■ **What the task requires**
Write out the entries below once more, exactly.

------------------------------

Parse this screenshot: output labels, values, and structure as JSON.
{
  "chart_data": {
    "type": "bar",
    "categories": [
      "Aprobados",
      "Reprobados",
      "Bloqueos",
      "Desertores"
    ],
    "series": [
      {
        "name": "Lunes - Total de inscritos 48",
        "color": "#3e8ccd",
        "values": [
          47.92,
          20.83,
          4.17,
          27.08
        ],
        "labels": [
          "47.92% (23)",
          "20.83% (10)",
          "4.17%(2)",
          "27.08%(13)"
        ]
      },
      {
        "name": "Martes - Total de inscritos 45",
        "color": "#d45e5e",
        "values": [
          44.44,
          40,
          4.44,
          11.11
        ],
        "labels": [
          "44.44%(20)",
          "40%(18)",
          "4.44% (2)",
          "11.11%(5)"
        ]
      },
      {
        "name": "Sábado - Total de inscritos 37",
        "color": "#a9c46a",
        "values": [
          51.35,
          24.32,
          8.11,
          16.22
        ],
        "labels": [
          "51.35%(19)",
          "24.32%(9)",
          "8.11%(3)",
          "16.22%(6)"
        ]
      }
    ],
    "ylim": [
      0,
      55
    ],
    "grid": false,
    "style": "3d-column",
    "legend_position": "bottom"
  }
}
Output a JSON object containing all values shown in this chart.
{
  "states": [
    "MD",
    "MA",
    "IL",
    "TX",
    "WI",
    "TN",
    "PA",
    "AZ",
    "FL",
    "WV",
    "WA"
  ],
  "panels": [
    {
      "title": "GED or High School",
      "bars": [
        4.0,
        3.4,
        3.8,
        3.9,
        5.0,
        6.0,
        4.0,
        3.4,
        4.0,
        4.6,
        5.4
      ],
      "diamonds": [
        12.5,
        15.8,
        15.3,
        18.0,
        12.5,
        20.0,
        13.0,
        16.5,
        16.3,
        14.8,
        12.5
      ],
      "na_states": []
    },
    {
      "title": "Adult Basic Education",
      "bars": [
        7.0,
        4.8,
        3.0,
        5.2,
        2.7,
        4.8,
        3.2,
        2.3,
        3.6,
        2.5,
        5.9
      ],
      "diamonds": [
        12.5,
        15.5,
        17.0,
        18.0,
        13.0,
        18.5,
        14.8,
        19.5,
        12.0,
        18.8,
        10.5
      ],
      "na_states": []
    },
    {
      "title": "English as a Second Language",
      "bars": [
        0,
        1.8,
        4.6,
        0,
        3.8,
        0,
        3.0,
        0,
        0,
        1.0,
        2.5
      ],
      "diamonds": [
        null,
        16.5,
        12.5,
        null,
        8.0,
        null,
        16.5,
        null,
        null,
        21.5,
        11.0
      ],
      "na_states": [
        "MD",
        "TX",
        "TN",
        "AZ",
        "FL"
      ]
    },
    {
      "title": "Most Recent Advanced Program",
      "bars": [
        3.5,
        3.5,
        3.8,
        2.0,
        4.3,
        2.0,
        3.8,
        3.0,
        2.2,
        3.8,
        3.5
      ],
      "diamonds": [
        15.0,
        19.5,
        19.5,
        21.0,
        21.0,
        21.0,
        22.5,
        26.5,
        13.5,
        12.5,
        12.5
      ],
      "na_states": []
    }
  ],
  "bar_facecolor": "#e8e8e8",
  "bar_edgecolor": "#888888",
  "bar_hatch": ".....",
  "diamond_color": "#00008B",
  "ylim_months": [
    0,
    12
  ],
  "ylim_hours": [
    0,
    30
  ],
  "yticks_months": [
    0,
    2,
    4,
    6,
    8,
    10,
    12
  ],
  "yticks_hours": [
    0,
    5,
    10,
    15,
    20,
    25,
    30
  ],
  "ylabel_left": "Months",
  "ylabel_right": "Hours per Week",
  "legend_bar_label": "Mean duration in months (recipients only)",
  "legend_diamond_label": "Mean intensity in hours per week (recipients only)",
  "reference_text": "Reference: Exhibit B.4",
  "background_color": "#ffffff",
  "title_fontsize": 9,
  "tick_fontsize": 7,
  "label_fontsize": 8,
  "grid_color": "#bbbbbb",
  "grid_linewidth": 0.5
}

------------------------------

■ **Result of this task**
Parse this screenshot: output labels, values, and structure as JSON.
{
  "chart_data": {
    "type": "bar",
    "categories": [
      "Aprobados",
      "Reprobados",
      "Bloqueos",
      "Desertores"
    ],
    "series": [
      {
        "name": "Lunes - Total de inscritos 48",
        "color": "#3e8ccd",
        "values": [
          47.92,
          20.83,
          4.17,
          27.08
        ],
        "labels": [
          "47.92% (23)",
          "20.83% (10)",
          "4.17%(2)",
          "27.08%(13)"
        ]
      },
      {
        "name": "Martes - Total de inscritos 45",
        "color": "#d45e5e",
        "values": [
          44.44,
          40,
          4.44,
          11.11
        ],
        "labels": [
          "44.44%(20)",
          "40%(18)",
          "4.44% (2)",
          "11.11%(5)"
        ]
      },
      {
        "name": "Sábado - Total de inscritos 37",
        "color": "#a9c46a",
        "values": [
          51.35,
          24.32,
          8.11,
          16.22
        ],
        "labels": [
          "51.35%(19)",
          "24.32%(9)",
          "8.11%(3)",
          "16.22%(6)"
        ]
      }
    ],
    "ylim": [
      0,
      55
    ],
    "grid": false,
    "style": "3d-column",
    "legend_position": "bottom"
  }
}
Output a JSON object containing all values shown in this chart.
{
  "states": [
    "MD",
    "MA",
    "IL",
    "TX",
    "WI",
    "TN",
    "PA",
    "AZ",
    "FL",
    "WV",
    "WA"
  ],
  "panels": [
    {
      "title": "GED or High School",
      "bars": [
        4.0,
        3.4,
        3.8,
        3.9,
        5.0,
        6.0,
        4.0,
        3.4,
        4.0,
        4.6,
        5.4
      ],
      "diamonds": [
        12.5,
        15.8,
        15.3,
        18.0,
        12.5,
        20.0,
        13.0,
        16.5,
        16.3,
        14.8,
        12.5
      ],
      "na_states": []
    },
    {
      "title": "Adult Basic Education",
      "bars": [
        7.0,
        4.8,
        3.0,
        5.2,
        2.7,
        4.8,
        3.2,
        2.3,
        3.6,
        2.5,
        5.9
      ],
      "diamonds": [
        12.5,
        15.5,
        17.0,
        18.0,
        13.0,
        18.5,
        14.8,
        19.5,
        12.0,
        18.8,
        10.5
      ],
      "na_states": []
    },
    {
      "title": "English as a Second Language",
      "bars": [
        0,
        1.8,
        4.6,
        0,
        3.8,
        0,
        3.0,
        0,
        0,
        1.0,
        2.5
      ],
      "diamonds": [
        null,
        16.5,
        12.5,
        null,
        8.0,
        null,
        16.5,
        null,
        null,
        21.5,
        11.0
      ],
      "na_states": [
        "MD",
        "TX",
        "TN",
        "AZ",
        "FL"
      ]
    },
    {
      "title": "Most Recent Advanced Program",
      "bars": [
        3.5,
        3.5,
        3.8,
        2.0,
        4.3,
        2.0,
        3.8,
        3.0,
        2.2,
        3.8,
        3.5
      ],
      "diamonds": [
        15.0,
        19.5,
        19.5,
        21.0,
        21.0,
        21.0,
        22.5,
        26.5,
        13.5,
        12.5,
        12.5
      ],
      "na_states": []
    }
  ],
  "bar_facecolor": "#e8e8e8",
  "bar_edgecolor": "#888888",
  "bar_hatch": ".....",
  "diamond_color": "#00008B",
  "ylim_months": [
    0,
    12
  ],
  "ylim_hours": [
    0,
    30
  ],
  "yticks_months": [
    0,
    2,
    4,
    6,
    8,
    10,
    12
  ],
  "yticks_hours": [
    0,
    5,
    10,
    15,
    20,
    25,
    30
  ],
  "ylabel_left": "Months",
  "ylabel_right": "Hours per Week",
  "legend_bar_label": "Mean duration in months (recipients only)",
  "legend_diamond_label": "Mean intensity in hours per week (recipients only)",
  "reference_text": "Reference: Exhibit B.4",
  "background_color": "#ffffff",
  "title_fontsize": 9,
  "tick_fontsize": 7,
  "label_fontsize": 8,
  "grid_color": "#bbbbbb",
  "grid_linewidth": 0.5
}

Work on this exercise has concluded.